» **Task goal**: Write down every entry below once more, exactly.

☆ ☆ ☆ ☆ ☆

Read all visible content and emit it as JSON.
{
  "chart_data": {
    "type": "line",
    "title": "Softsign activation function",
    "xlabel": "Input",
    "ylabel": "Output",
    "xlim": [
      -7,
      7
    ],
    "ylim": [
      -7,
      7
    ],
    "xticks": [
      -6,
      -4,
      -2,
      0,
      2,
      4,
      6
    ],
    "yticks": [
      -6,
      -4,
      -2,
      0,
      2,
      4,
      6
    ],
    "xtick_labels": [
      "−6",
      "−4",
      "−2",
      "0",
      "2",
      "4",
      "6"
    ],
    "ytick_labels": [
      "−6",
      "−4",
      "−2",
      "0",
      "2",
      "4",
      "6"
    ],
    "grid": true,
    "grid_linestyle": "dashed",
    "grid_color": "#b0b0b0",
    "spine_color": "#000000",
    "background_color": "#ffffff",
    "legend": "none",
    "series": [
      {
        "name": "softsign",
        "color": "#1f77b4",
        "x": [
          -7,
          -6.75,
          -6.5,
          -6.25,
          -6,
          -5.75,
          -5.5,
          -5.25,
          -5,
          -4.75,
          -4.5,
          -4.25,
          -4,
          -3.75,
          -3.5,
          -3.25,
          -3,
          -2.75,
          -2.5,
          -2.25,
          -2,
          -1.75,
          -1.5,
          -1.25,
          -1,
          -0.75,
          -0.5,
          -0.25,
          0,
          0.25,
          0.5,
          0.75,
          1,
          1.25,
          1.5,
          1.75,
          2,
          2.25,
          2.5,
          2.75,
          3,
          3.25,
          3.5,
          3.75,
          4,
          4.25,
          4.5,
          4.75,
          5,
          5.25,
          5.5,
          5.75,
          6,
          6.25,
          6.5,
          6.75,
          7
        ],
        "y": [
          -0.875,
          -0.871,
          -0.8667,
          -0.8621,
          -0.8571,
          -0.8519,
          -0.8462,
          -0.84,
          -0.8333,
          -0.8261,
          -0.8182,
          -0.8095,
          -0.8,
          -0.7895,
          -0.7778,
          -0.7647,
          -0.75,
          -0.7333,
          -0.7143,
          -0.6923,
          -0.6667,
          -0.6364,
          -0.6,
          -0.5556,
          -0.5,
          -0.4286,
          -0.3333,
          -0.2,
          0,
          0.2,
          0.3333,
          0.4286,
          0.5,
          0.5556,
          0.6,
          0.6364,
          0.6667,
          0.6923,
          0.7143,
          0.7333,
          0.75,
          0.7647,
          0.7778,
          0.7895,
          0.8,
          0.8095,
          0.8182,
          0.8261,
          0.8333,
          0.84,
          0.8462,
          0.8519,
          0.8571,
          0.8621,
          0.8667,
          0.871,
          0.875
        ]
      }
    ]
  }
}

☆ ☆ ☆ ☆ ☆

» **Result of this task**:
Read all visible content and emit it as JSON.
{
  "chart_data": {
    "type": "line",
    "title": "Softsign activation function",
    "xlabel": "Input",
    "ylabel": "Output",
    "xlim": [
      -7,
      7
    ],
    "ylim": [
      -7,
      7
    ],
    "xticks": [
      -6,
      -4,
      -2,
      0,
      2,
      4,
      6
    ],
    "yticks": [
      -6,
      -4,
      -2,
      0,
      2,
      4,
      6
    ],
    "xtick_labels": [
      "−6",
      "−4",
      "−2",
      "0",
      "2",
      "4",
      "6"
    ],
    "ytick_labels": [
      "−6",
      "−4",
      "−2",
      "0",
      "2",
      "4",
      "6"
    ],
    "grid": true,
    "grid_linestyle": "dashed",
    "grid_color": "#b0b0b0",
    "spine_color": "#000000",
    "background_color": "#ffffff",
    "legend": "none",
    "series": [
      {
        "name": "softsign",
        "color": "#1f77b4",
        "x": [
          -7,
          -6.75,
          -6.5,
          -6.25,
          -6,
          -5.75,
          -5.5,
          -5.25,
          -5,
          -4.75,
          -4.5,
          -4.25,
          -4,
          -3.75,
          -3.5,
          -3.25,
          -3,
          -2.75,
          -2.5,
          -2.25,
          -2,
          -1.75,
          -1.5,
          -1.25,
          -1,
          -0.75,
          -0.5,
          -0.25,
          0,
          0.25,
          0.5,
          0.75,
          1,
          1.25,
          1.5,
          1.75,
          2,
          2.25,
          2.5,
          2.75,
          3,
          3.25,
          3.5,
          3.75,
          4,
          4.25,
          4.5,
          4.75,
          5,
          5.25,
          5.5,
          5.75,
          6,
          6.25,
          6.5,
          6.75,
          7
        ],
        "y": [
          -0.875,
          -0.871,
          -0.8667,
          -0.8621,
          -0.8571,
          -0.8519,
          -0.8462,
          -0.84,
          -0.8333,
          -0.8261,
          -0.8182,
          -0.8095,
          -0.8,
          -0.7895,
          -0.7778,
          -0.7647,
          -0.75,
          -0.7333,
          -0.7143,
          -0.6923,
          -0.6667,
          -0.6364,
          -0.6,
          -0.5556,
          -0.5,
          -0.4286,
          -0.3333,
          -0.2,
          0,
          0.2,
          0.3333,
          0.4286,
          0.5,
          0.5556,
          0.6,
          0.6364,
          0.6667,
          0.6923,
          0.7143,
          0.7333,
          0.75,
          0.7647,
          0.7778,
          0.7895,
          0.8,
          0.8095,
          0.8182,
          0.8261,
          0.8333,
          0.84,
          0.8462,
          0.8519,
          0.8571,
          0.8621,
          0.8667,
          0.871,
          0.875
        ]
      }
    ]
  }
}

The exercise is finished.